### Task instructions:
Which lines hold the word "Zoomed"? Copy each of them from the material.

### Dataset excerpts:
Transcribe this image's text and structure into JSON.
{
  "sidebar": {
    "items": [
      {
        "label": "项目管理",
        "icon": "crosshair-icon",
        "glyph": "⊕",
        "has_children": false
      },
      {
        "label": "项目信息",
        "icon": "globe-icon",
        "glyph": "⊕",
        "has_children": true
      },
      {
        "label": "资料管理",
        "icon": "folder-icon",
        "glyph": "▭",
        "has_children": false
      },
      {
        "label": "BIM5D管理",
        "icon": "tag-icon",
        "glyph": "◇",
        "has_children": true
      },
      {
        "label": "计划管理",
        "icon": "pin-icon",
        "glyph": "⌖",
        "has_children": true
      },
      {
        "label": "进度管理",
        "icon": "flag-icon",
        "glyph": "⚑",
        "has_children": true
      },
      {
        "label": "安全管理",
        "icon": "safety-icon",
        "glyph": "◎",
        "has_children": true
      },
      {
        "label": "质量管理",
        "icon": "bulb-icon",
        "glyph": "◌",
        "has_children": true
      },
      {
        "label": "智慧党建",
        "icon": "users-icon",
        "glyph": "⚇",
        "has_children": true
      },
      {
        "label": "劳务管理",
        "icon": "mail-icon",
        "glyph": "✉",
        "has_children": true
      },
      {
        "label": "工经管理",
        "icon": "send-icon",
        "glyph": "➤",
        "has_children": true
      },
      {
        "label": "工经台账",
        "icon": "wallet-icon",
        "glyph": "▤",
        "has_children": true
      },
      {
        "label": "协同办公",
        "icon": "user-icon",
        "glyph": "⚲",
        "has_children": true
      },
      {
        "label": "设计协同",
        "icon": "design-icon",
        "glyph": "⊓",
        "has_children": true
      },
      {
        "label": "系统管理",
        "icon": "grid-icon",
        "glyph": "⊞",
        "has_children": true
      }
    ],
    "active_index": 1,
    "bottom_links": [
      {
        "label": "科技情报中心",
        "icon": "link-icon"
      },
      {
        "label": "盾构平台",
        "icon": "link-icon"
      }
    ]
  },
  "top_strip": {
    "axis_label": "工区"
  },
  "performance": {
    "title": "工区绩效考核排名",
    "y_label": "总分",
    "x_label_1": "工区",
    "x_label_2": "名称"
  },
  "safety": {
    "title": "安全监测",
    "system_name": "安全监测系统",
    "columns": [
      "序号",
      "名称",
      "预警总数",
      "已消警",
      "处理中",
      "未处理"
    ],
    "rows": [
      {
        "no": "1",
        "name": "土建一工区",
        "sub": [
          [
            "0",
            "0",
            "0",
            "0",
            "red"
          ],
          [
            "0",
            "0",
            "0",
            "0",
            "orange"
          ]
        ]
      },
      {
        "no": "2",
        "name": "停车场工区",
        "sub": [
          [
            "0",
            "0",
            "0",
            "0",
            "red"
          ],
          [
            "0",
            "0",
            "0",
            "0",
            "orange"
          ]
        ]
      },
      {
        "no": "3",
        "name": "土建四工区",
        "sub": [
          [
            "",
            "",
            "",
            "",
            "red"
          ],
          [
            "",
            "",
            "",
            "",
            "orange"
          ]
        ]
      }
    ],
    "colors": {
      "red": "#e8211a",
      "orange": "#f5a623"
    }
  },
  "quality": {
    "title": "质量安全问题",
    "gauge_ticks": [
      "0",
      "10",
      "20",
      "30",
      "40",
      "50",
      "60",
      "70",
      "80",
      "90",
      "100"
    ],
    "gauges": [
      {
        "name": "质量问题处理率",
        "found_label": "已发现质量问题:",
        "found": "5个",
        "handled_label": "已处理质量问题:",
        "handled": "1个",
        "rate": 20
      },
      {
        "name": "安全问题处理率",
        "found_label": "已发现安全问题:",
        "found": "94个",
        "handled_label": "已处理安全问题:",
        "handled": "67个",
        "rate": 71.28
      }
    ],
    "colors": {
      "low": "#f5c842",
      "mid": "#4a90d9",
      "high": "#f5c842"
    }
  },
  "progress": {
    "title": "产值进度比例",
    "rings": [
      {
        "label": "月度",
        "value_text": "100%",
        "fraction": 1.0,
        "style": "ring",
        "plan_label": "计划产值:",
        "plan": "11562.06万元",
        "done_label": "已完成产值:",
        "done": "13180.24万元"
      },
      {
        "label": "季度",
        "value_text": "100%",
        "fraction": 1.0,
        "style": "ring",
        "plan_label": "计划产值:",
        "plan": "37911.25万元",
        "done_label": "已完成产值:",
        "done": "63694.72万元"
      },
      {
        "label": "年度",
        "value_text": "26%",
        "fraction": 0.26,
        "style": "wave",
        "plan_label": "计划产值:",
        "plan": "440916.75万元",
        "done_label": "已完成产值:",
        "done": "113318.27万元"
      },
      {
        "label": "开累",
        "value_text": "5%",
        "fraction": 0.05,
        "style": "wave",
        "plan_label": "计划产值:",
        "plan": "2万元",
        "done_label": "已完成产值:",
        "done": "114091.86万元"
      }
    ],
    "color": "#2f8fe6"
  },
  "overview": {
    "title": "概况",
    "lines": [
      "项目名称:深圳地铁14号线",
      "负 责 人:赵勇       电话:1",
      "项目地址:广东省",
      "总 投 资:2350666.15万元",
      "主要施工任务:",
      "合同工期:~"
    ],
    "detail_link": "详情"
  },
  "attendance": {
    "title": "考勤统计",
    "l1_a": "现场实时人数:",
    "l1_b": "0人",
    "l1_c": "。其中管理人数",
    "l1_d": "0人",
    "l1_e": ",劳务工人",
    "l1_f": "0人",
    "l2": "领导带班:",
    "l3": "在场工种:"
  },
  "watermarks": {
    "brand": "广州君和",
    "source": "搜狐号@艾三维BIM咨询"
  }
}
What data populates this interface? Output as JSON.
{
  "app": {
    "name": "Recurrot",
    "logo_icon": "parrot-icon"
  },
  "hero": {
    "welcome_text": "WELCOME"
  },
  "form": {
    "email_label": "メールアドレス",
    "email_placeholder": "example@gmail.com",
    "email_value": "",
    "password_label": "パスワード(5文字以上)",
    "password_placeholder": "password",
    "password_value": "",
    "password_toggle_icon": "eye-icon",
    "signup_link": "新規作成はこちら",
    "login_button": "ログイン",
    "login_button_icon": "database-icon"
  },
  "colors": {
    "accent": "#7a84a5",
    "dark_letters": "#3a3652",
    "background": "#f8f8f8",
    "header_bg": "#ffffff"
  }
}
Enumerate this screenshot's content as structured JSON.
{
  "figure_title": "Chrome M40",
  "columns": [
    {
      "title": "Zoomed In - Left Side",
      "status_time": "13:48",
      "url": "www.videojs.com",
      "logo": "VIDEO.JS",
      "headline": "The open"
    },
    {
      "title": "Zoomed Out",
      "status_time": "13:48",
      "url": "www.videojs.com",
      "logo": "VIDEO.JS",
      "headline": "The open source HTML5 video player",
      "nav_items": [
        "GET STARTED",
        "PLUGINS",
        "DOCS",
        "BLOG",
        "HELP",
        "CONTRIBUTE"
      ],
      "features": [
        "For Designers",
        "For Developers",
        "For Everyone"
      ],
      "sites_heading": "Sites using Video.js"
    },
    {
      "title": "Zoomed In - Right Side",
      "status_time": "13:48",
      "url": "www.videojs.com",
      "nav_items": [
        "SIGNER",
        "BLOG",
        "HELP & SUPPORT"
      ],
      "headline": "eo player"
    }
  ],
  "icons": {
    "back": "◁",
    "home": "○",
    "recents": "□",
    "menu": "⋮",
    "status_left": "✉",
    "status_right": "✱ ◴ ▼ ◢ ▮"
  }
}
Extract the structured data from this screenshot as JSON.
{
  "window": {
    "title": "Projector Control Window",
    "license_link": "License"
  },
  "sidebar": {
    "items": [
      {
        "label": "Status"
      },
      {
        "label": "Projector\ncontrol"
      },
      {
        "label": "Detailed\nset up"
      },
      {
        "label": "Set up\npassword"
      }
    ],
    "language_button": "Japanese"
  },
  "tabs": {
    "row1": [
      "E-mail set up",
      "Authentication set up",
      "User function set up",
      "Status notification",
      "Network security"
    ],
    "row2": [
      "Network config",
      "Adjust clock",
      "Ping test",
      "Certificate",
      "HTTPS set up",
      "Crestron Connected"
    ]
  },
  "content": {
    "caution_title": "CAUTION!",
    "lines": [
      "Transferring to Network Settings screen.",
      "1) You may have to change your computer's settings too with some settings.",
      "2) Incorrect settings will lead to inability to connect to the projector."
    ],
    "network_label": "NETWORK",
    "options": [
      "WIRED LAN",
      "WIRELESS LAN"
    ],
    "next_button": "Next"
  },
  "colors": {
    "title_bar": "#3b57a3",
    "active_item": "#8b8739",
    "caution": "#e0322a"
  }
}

### Solution for this task:
      "title": "Zoomed In - Left Side",
      "title": "Zoomed Out",
      "title": "Zoomed In - Right Side",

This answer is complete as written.